- _What the task requires_
Which lines in the records below contain the word "this"? Copy each one out.

- _The data_

━━━━━━━━

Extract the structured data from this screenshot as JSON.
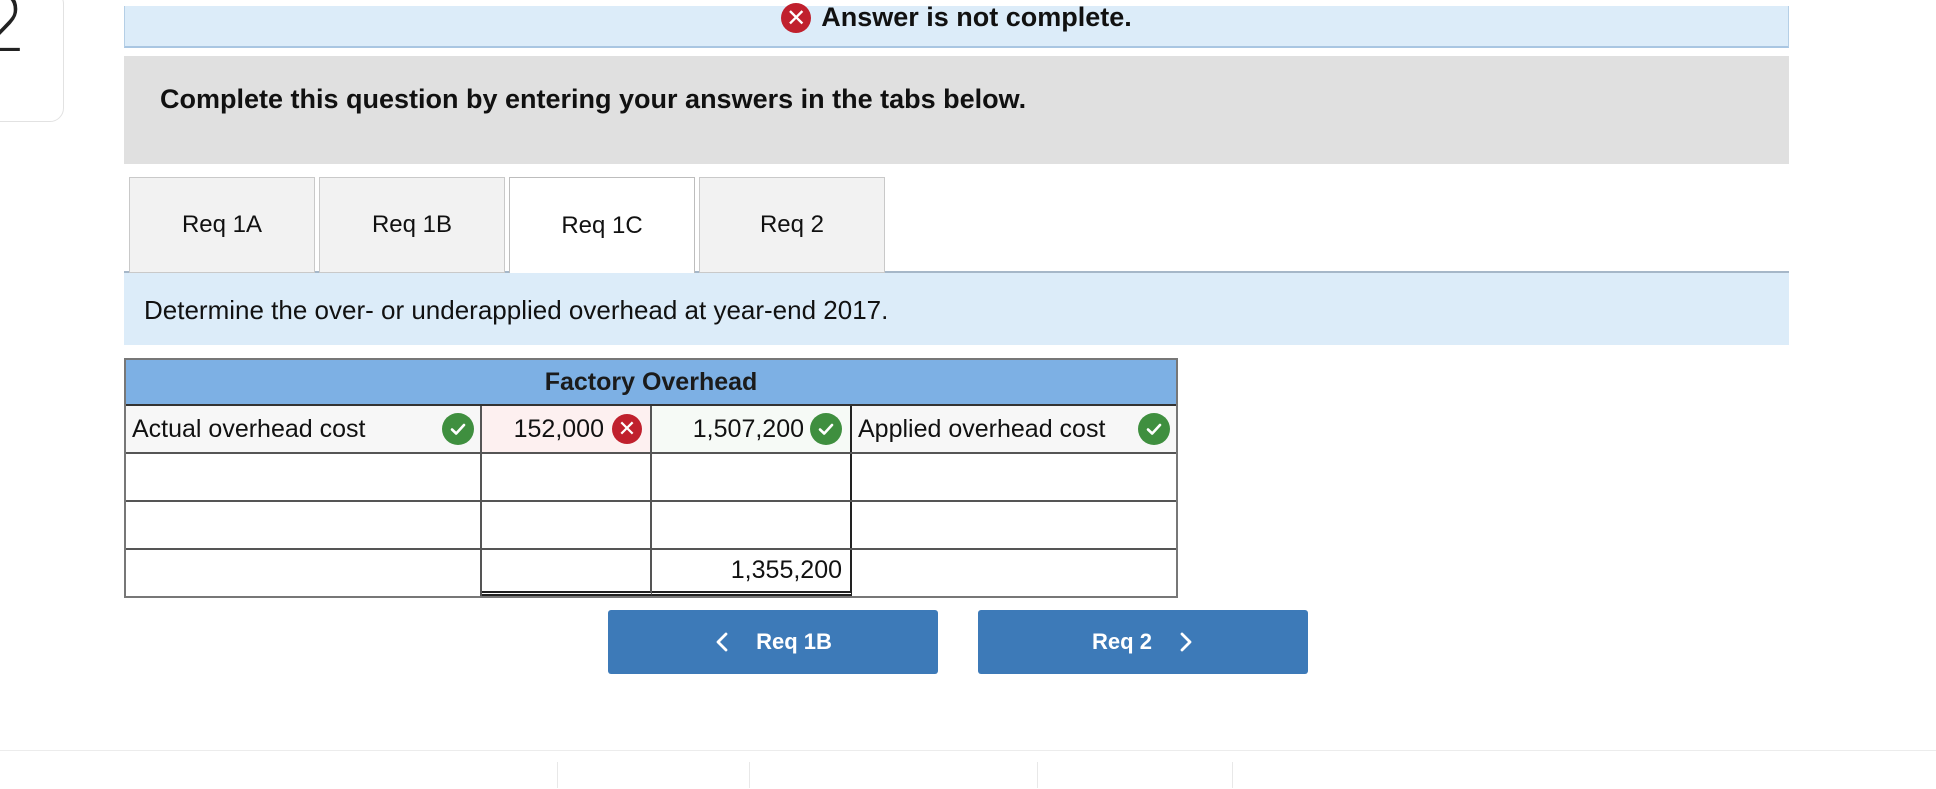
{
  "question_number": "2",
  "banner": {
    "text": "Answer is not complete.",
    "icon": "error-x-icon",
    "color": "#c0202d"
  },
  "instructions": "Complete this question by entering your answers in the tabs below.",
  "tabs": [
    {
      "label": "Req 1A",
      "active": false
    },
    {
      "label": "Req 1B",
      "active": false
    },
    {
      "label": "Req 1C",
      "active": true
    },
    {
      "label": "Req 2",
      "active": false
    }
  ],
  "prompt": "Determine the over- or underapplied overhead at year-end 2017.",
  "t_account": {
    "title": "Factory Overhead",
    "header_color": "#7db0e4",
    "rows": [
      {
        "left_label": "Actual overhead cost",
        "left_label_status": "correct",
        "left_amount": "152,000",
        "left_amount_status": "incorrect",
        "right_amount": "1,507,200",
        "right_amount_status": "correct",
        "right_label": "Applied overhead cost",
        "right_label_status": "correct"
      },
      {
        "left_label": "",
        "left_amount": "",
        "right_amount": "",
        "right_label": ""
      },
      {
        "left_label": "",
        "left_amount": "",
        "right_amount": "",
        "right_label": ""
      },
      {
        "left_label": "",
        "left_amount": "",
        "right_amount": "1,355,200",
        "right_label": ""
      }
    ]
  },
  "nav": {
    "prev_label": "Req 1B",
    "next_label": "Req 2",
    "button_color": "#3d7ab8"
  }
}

━━━━━━━━

- _Output of the task_
Extract the structured data from this screenshot as JSON.
  "instructions": "Complete this question by entering your answers in the tabs below.",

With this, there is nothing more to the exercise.